=== WORK TO DO ===
Return each line containing "style".
··· DATA SHOWN
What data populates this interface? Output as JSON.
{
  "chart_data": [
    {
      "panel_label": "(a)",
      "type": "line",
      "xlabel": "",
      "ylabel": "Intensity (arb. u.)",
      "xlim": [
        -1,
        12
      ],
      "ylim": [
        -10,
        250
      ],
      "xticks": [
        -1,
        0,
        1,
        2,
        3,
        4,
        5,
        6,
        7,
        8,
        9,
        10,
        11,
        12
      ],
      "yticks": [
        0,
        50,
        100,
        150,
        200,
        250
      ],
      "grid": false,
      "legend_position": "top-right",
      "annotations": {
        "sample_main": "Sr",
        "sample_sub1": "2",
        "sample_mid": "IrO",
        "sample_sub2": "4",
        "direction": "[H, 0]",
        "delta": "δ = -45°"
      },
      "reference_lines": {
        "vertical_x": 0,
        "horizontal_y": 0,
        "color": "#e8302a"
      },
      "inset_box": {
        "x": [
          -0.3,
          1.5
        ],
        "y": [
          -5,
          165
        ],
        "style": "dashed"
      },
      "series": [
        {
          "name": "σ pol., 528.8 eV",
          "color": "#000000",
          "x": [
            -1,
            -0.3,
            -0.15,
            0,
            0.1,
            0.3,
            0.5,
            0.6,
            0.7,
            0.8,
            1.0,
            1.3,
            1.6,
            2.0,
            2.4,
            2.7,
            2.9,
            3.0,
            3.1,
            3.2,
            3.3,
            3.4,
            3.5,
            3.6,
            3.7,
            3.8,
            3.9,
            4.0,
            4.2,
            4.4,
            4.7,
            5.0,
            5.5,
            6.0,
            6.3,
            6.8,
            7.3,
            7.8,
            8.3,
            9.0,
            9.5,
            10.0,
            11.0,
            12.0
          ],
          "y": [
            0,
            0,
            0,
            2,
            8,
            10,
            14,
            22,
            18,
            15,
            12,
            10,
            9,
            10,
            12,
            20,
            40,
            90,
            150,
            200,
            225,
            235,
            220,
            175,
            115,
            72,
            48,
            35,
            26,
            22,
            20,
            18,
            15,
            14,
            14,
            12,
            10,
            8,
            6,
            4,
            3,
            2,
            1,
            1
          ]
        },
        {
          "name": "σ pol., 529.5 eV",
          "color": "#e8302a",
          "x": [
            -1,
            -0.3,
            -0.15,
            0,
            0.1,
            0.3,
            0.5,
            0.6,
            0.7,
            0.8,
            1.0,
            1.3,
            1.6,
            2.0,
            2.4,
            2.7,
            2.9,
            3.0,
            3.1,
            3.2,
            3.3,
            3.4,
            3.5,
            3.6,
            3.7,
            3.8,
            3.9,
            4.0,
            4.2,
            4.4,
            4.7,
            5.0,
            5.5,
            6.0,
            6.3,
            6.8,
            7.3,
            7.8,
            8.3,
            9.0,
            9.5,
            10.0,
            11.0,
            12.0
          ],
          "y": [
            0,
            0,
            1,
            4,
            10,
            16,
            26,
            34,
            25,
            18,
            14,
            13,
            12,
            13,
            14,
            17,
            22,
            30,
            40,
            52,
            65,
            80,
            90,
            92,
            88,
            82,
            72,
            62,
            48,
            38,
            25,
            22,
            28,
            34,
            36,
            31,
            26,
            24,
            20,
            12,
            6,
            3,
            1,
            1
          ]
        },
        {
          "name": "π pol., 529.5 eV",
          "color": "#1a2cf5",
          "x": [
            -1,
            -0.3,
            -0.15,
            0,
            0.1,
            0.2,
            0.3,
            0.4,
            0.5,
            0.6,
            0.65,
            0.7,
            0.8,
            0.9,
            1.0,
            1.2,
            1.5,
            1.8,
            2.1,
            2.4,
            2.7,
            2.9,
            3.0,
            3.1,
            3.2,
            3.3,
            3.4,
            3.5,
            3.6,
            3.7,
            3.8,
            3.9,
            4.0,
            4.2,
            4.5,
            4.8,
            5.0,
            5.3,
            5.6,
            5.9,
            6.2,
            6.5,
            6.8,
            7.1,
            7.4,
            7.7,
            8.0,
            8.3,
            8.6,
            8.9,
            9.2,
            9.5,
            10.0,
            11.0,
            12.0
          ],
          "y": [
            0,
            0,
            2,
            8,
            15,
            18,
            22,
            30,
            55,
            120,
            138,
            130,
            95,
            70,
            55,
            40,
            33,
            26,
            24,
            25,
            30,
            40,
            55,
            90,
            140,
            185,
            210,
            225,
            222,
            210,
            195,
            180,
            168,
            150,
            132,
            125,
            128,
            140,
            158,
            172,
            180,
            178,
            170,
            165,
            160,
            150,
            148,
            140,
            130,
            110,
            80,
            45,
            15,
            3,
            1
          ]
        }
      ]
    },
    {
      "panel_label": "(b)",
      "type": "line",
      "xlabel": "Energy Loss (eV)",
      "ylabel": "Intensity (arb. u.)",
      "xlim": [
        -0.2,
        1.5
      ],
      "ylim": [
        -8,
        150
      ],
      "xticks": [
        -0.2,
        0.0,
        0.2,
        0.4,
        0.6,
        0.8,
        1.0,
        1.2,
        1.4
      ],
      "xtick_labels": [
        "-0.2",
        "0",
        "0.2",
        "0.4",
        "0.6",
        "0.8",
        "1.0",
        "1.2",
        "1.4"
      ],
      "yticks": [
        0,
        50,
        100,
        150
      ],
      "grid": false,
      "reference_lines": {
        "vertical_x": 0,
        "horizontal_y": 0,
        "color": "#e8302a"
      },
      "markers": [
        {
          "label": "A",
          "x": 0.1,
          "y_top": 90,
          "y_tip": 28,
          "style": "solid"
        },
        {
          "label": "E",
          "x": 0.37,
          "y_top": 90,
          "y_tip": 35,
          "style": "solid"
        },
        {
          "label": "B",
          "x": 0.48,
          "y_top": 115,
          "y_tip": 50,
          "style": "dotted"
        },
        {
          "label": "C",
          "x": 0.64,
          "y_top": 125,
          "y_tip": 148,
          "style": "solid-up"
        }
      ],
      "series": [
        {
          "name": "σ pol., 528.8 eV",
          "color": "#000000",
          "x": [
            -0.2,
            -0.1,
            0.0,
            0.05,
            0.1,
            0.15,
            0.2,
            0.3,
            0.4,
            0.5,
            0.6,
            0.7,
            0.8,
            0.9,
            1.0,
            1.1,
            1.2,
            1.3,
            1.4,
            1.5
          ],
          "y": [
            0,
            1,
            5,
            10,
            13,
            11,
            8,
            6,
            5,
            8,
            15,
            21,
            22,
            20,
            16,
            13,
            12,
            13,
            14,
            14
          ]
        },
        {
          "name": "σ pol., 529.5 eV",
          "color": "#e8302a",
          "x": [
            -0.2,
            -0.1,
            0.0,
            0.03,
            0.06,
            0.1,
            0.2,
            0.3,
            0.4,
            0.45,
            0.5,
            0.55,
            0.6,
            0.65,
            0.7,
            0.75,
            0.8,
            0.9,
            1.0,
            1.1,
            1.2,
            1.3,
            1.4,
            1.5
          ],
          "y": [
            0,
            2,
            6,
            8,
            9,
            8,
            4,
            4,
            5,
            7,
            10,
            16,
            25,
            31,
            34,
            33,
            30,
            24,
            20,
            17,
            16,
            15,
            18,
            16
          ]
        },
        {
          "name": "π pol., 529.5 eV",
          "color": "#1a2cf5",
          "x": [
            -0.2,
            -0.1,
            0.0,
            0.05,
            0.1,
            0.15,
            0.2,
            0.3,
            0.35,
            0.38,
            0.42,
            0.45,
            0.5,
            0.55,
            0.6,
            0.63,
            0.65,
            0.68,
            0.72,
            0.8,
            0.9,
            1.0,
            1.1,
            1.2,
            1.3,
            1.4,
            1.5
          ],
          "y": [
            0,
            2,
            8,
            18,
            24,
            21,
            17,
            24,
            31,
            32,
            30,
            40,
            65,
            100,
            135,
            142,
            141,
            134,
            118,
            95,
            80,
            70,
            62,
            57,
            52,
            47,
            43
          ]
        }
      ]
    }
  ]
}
······
=== ANSWER TO THIS EXERCISE ===
        "style": "dashed"
          "style": "solid"
          "style": "solid"
          "style": "dotted"
          "style": "solid-up"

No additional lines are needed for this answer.